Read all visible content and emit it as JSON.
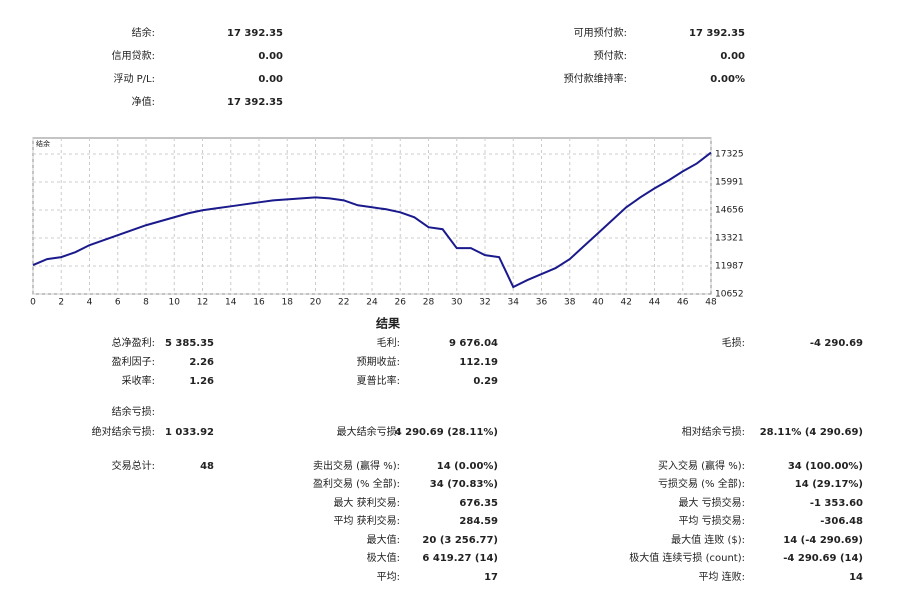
{
  "summary": {
    "left": [
      {
        "label": "结余:",
        "value": "17 392.35"
      },
      {
        "label": "信用贷款:",
        "value": "0.00"
      },
      {
        "label": "浮动 P/L:",
        "value": "0.00"
      },
      {
        "label": "净值:",
        "value": "17 392.35"
      }
    ],
    "right": [
      {
        "label": "可用预付款:",
        "value": "17 392.35"
      },
      {
        "label": "预付款:",
        "value": "0.00"
      },
      {
        "label": "预付款维持率:",
        "value": "0.00%"
      }
    ]
  },
  "chart_data": {
    "type": "line",
    "title": "结余",
    "color": "#1a1a8c",
    "grid": true,
    "x": [
      0,
      1,
      2,
      3,
      4,
      5,
      6,
      7,
      8,
      9,
      10,
      11,
      12,
      13,
      14,
      15,
      16,
      17,
      18,
      19,
      20,
      21,
      22,
      23,
      24,
      25,
      26,
      27,
      28,
      29,
      30,
      31,
      32,
      33,
      34,
      35,
      36,
      37,
      38,
      39,
      40,
      41,
      42,
      43,
      44,
      45,
      46,
      47,
      48
    ],
    "values": [
      12030,
      12315,
      12410,
      12647,
      12980,
      13217,
      13455,
      13692,
      13930,
      14120,
      14310,
      14500,
      14642,
      14737,
      14832,
      14927,
      15022,
      15117,
      15165,
      15212,
      15260,
      15212,
      15117,
      14880,
      14785,
      14690,
      14547,
      14310,
      13835,
      13740,
      12837,
      12837,
      12505,
      12410,
      10985,
      11317,
      11602,
      11887,
      12315,
      12932,
      13550,
      14167,
      14785,
      15260,
      15687,
      16067,
      16495,
      16875,
      17392
    ],
    "xlim": [
      0,
      48
    ],
    "xticks": [
      0,
      2,
      4,
      6,
      8,
      10,
      12,
      14,
      16,
      18,
      20,
      22,
      24,
      26,
      28,
      30,
      32,
      34,
      36,
      38,
      40,
      42,
      44,
      46,
      48
    ],
    "ylim": [
      10652,
      18088
    ],
    "yticks": [
      10652,
      11987,
      13321,
      14656,
      15991,
      17325
    ]
  },
  "results": {
    "title": "结果",
    "rows": [
      {
        "left": {
          "label": "总净盈利:",
          "value": "5 385.35"
        },
        "middle": {
          "label": "毛利:",
          "value": "9 676.04"
        },
        "right": {
          "label": "毛损:",
          "value": "-4 290.69"
        }
      },
      {
        "left": {
          "label": "盈利因子:",
          "value": "2.26"
        },
        "middle": {
          "label": "预期收益:",
          "value": "112.19"
        }
      },
      {
        "left": {
          "label": "采收率:",
          "value": "1.26"
        },
        "middle": {
          "label": "夏普比率:",
          "value": "0.29"
        }
      },
      {
        "left": {
          "label": "结余亏损:"
        }
      },
      {
        "left": {
          "label": "绝对结余亏损:",
          "value": "1 033.92"
        },
        "middle": {
          "label": "最大结余亏损:",
          "value": "4 290.69 (28.11%)"
        },
        "right": {
          "label": "相对结余亏损:",
          "value": "28.11% (4 290.69)"
        }
      },
      {
        "left": {
          "label": "交易总计:",
          "value": "48"
        },
        "middle": {
          "label": "卖出交易 (赢得 %):",
          "value": "14 (0.00%)"
        },
        "right": {
          "label": "买入交易 (赢得 %):",
          "value": "34 (100.00%)"
        }
      },
      {
        "middle": {
          "label": "盈利交易 (% 全部):",
          "value": "34 (70.83%)"
        },
        "right": {
          "label": "亏损交易 (% 全部):",
          "value": "14 (29.17%)"
        }
      },
      {
        "middle": {
          "label": "最大 获利交易:",
          "value": "676.35"
        },
        "right": {
          "label": "最大 亏损交易:",
          "value": "-1 353.60"
        }
      },
      {
        "middle": {
          "label": "平均 获利交易:",
          "value": "284.59"
        },
        "right": {
          "label": "平均 亏损交易:",
          "value": "-306.48"
        }
      },
      {
        "middle": {
          "label": "最大值:",
          "value": "20 (3 256.77)"
        },
        "right": {
          "label": "最大值 连败 ($):",
          "value": "14 (-4 290.69)"
        }
      },
      {
        "middle": {
          "label": "极大值:",
          "value": "6 419.27 (14)"
        },
        "right": {
          "label": "极大值 连续亏损 (count):",
          "value": "-4 290.69 (14)"
        }
      },
      {
        "middle": {
          "label": "平均:",
          "value": "17"
        },
        "right": {
          "label": "平均 连败:",
          "value": "14"
        }
      }
    ]
  }
}
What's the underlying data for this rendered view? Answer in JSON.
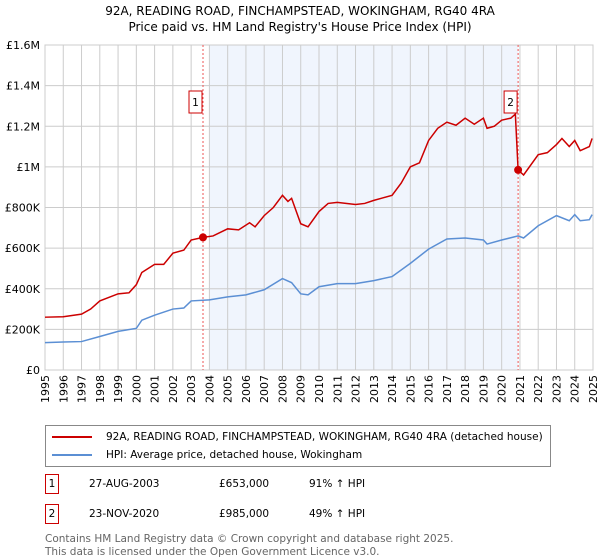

=====

• [Work to do]: From the data above, work out how many lines contain the string "亏损交易" and reply with only the number.

• [Answer to this problem]: 3